## Textauszug
"""
Frisch gestärkt in die Wüstennacht. Gefällt euch die aktuelle Stimmung nicht, dreht ihr auf Wunsch die Tageszeit vor.
Teil 3 will nun die gemeinsamen Stärken ausbauen: kühn erdachte Science-Fantasy-Welten, um deren Schicksal interessant frisierte Jungspunde mit eigenwilligen Superschwertern kämpfen. Der Protagonist des neuen Teils heißt Noah und wirkt reifer als der juvenile Rex des Vorgängers. Im Gegensatz zum dronenhaft coolen Shulk aus Teil 1 hat Noah dafür aber durchaus Zugriff auf seine Emotionen und zeigt auch mal Empathie. In der neuen Welt Aionios muss er im Krieg der beiden verfeindeten Nationen Keves und Agnus vermitteln. Beziehungsweise verflöten, denn Noah arbeitet zunächst als Wegweiser. Keine Angst, das bedeutet nicht, dass er nur in schicken Landschaften rumsteht und auf Interessantes deutet (ist vielleicht aber eine Idee für das nächste Spiel von Hideo Kojima). Noah ist ein geborener Soldat. Buchstäblich. Genau wie seine Mitstreitenden wurde er von der Königin von Keves gezüchtet, um gegen die Armee von Agnus zu kämpfen. Überlebt er das zehn Jahre lang, darf er sich in einer zynischen Zeremonie, genannt "Heimkehr", in Lichtpunkte auflösen und seine Lebenskraft wieder dem ewigen Kriegskreislauf zur Verfügung stellen. So eine kleine Rückblende wie zu Anfang dieses Textes würde für Noah also mehr als das Doppelte seiner Lebenszeit umfassen. Ganz schön dystopisch.

Leben, um zu kämpfen

Zurück zum Wegweisen und damit zum Ernst des Spielens: Denn schon in seinen ersten Stunden wirkt Xenoblade Chronicles 3 deutlich existenzialistischer als der leichtfüßig startende Vorgänger. Zusammen mit seiner Eskorte, dem stabilen Muskelberg Lanz und der bärbeißigen Scharfschützen-Heilerin Eunie, befindet sich Noah auf einem Spezialauftrag: Gefallene bestatten. Damit die leblosen Hüllen von Soldaten beider Lager sich zurück in Energie verwandeln, spielt Noah per Knopfdruck ein Requiem auf seiner Wegweiser-Querflöte. Partikel aus leuchtender Lebenskraft steigen dann auf und werden wieder dem ewigen Kriegskreislauf zugeführt. Was für ein Drecksjob. Die weiteren grundlegenden Spielmechaniken lernt ihr im Rahmen einer militärisch effizienten Aufklärungsmission kennen. Noah und seine Begleiter erkunden die Gegend um ihre heimatliche Basis, eine sogenannte Kolonie, die als gigantisches mobiles Feldlager fungiert.
"""
## Aufgaben
1: Beantworte die folgenden Fragen zum Textauszug über Xenoblade Chronicles 3.
(a) Wie heißen die beiden verfeindeten Nationen in der Welt Aionios?
(b) Wie viele Jahre muss Noah im Kampf überleben, bevor er an der „Heimkehr“ teilnehmen darf?
(c) Auf welchem Instrument spielt Noah das Requiem für die Gefallenen?
2: Setze den Textauszug über Xenoblade Chronicles 3 nach seinem letzten Satz um einige Sätze fort.
Die Einträge stammen aus einer anderen Quelle als der Textauszug.

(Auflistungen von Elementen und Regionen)
"""
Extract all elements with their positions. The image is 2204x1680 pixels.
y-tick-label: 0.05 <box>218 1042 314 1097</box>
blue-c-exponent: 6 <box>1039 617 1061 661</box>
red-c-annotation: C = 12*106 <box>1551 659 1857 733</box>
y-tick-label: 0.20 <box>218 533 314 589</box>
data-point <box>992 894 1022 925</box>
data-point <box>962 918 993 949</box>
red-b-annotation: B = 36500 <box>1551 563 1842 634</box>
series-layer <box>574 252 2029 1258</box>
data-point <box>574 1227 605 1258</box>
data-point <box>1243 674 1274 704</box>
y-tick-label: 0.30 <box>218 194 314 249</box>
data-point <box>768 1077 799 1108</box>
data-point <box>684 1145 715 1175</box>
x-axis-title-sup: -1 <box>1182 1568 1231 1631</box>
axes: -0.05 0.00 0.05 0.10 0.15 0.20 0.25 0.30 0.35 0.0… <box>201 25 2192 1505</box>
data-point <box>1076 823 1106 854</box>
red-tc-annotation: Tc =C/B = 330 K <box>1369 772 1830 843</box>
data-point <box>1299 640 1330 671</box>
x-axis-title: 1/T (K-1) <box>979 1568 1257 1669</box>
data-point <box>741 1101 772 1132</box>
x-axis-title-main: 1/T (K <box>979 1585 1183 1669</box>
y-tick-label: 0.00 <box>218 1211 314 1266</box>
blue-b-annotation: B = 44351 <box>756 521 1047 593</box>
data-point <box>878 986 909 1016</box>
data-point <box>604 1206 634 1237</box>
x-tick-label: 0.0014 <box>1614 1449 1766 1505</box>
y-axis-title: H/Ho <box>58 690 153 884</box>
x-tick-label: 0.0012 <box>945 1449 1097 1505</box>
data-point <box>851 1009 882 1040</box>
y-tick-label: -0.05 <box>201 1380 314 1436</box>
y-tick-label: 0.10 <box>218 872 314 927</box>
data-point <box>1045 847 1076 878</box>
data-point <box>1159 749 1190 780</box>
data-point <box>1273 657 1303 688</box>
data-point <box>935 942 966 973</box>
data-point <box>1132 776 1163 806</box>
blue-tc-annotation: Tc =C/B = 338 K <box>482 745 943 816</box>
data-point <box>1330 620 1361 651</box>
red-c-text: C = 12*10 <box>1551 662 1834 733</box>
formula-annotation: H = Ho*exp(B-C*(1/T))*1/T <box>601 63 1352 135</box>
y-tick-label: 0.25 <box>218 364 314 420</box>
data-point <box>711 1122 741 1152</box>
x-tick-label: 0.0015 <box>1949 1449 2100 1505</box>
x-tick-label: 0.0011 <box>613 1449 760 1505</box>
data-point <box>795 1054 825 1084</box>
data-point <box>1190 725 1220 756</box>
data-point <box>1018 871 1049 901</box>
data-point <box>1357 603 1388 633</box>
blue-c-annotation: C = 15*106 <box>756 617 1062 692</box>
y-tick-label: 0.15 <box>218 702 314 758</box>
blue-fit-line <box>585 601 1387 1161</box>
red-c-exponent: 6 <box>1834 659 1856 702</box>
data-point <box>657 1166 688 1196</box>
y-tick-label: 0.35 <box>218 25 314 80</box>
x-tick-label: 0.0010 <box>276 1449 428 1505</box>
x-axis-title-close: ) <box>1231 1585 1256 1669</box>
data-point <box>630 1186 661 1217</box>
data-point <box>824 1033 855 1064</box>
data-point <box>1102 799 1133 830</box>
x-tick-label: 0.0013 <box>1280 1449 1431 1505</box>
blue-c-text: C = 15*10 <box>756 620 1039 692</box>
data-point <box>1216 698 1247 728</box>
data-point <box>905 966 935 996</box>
"""
## Antworten je Aufgabe
1:
(a) Keves und Agnus.
(b) Zehn Jahre.
(c) Auf seiner Wegweiser-Querflöte.

2:
Kämpfen, um zu leben

Charakterdesign und Mimik der Figuren sind ausgereift und transportieren eindringlich Freud und Leid eurer Helden.
Schnell wird das Trio in erste Reibereien verwickelt und der robuste Kernmotor der Xenoblade-Spielmechanik springt an: Gegnerischen Soldaten, Kampfdrohnen oder wild gewordenen Killer-Karnickeln stellt ihr euch im sogenannten Auto-Kampf. Das bedeutet, dass sich eure drei Heldenpersonen selbstständig in die Schlacht stürzen, sobald sie in die Reichweite kampfbereiter Opponenten geraten. Noah als Angreifer teilt mit seinem roten Technoschwert kräftig aus, Lanz verteidigt via überdimensioniertem Zweihänder und Eunie feuert je nach Bedarf heilende oder zerstörerische Energiebündel ins Getümmel. Wer nicht direkt von euch gesteuert wird, macht gemäß seiner Rolle auf eigene Faust weiter. Korrektes Positionieren verhilft euch zu Buff-Kraftfeldern oder kombinierbaren Effekten wie z.B. "Schwanken" bei Angriffen von der Seite. Lasst ihr darauf die Effekte "Umwerfen" und dann "Ohnmacht" folgen, legt sich euer Widersacher für einige Sekunden wehrlos hin.

Guernica wer?

Rätselhöhlen und richtige Dungeons findet ihr leider relativ selten.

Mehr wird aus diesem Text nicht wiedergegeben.